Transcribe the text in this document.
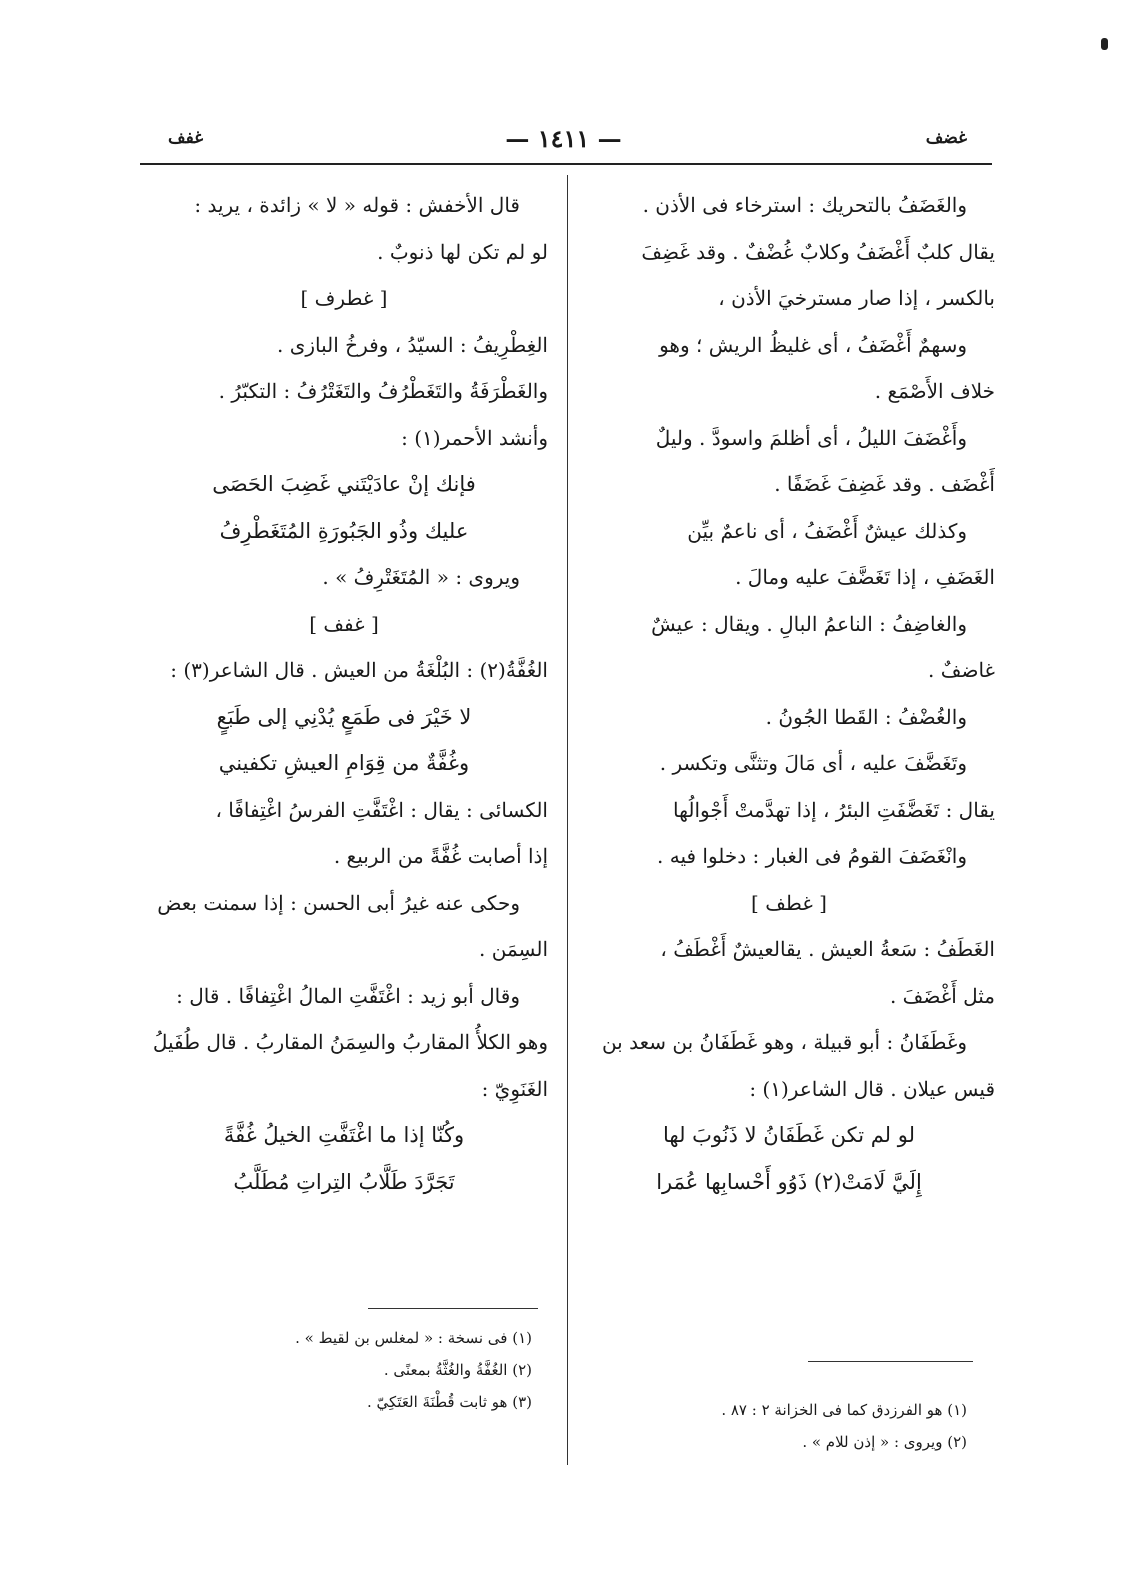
غضف
— ١٤١١ —
غفف
والغَضَفُ بالتحريك : استرخاء فى الأذن .
يقال كلبٌ أَغْضَفُ وكلابٌ غُضْفٌ . وقد غَضِفَ
بالكسر ، إذا صار مسترخيَ الأذن ،
وسهمٌ أَغْضَفُ ، أى غليظُ الريش ؛ وهو
خلاف الأَصْمَع .
وأَغْضَفَ الليلُ ، أى أظلمَ واسودَّ . وليلٌ
أَغْضَف . وقد غَضِفَ غَضَفًا .
وكذلك عيشٌ أَغْضَفُ ، أى ناعمٌ بيِّن
الغَضَفِ ، إذا تَغَضَّفَ عليه ومالَ .
والغاضِفُ : الناعمُ البالِ . ويقال : عيشٌ
غاضفٌ .
والغُضْفُ : القَطا الجُونُ .
وتَغَضَّفَ عليه ، أى مَالَ وتثنَّى وتكسر .
يقال : تَغَضَّفَتِ البئرُ ، إذا تهدَّمتْ أَجْوالُها
وانْغَضَفَ القومُ فى الغبار : دخلوا فيه .
[ غطف ]
الغَطَفُ : سَعةُ العيش . يقالعيشٌ أَغْطَفُ ،
مثل أَغْضَفَ .
وغَطَفَانُ : أبو قبيلة ، وهو غَطَفَانُ بن سعد بن
قيس عيلان . قال الشاعر(١) :
لو لم تكن غَطَفَانُ لا ذَنُوبَ لها
إِلَيَّ لَامَتْ(٢) ذَوُو أَحْسابِها عُمَرا
قال الأخفش : قوله « لا » زائدة ، يريد :
لو لم تكن لها ذنوبٌ .
[ غطرف ]
الغِطْرِيفُ : السيّدُ ، وفرخُ البازى .
والغَطْرَفَةُ والتَغَطْرُفُ والتَغَتْرُفُ : التكبّرُ .
وأنشد الأحمر(١) :
فإنك إنْ عادَيْتَني غَضِبَ الحَصَى
عليك وذُو الجَبُورَةِ المُتَغَطْرِفُ
ويروى : « المُتَغَتْرِفُ » .
[ غفف ]
الغُفَّةُ(٢) : البُلْغَةُ من العيش . قال الشاعر(٣) :
لا خَيْرَ فى طَمَعٍ يُدْنِي إلى طَبَعٍ
وغُفَّةٌ من قِوَامِ العيشِ تكفيني
الكسائى : يقال : اغْتَفَّتِ الفرسُ اغْتِفافًا ،
إذا أصابت غُفَّةً من الربيع .
وحكى عنه غيرُ أبى الحسن : إذا سمنت بعض
السِمَن .
وقال أبو زيد : اغْتَفَّتِ المالُ اغْتِفافًا . قال :
وهو الكلأُ المقاربُ والسِمَنُ المقاربُ . قال طُفَيلُ
الغَنَوِيّ :
وكُنّا إذا ما اغْتَفَّتِ الخيلُ غُفَّةً
تَجَرَّدَ طَلَّابُ التِراتِ مُطَلَّبُ
(١) هو الفرزدق كما فى الخزانة ٢ : ٨٧ .
(٢) ويروى : « إذن للام » .
(١) فى نسخة : « لمغلس بن لقيط » .
(٢) الغُفَّةُ والغُثَّةُ بمعنًى .
(٣) هو ثابت قُطْنَةَ العَتَكِيّ .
----------
__Exercise brief__
Copy every line from the records above that contains the word "عليه".

__Reply__
الغَضَفِ ، إذا تَغَضَّفَ عليه ومالَ .
وتَغَضَّفَ عليه ، أى مَالَ وتثنَّى وتكسر .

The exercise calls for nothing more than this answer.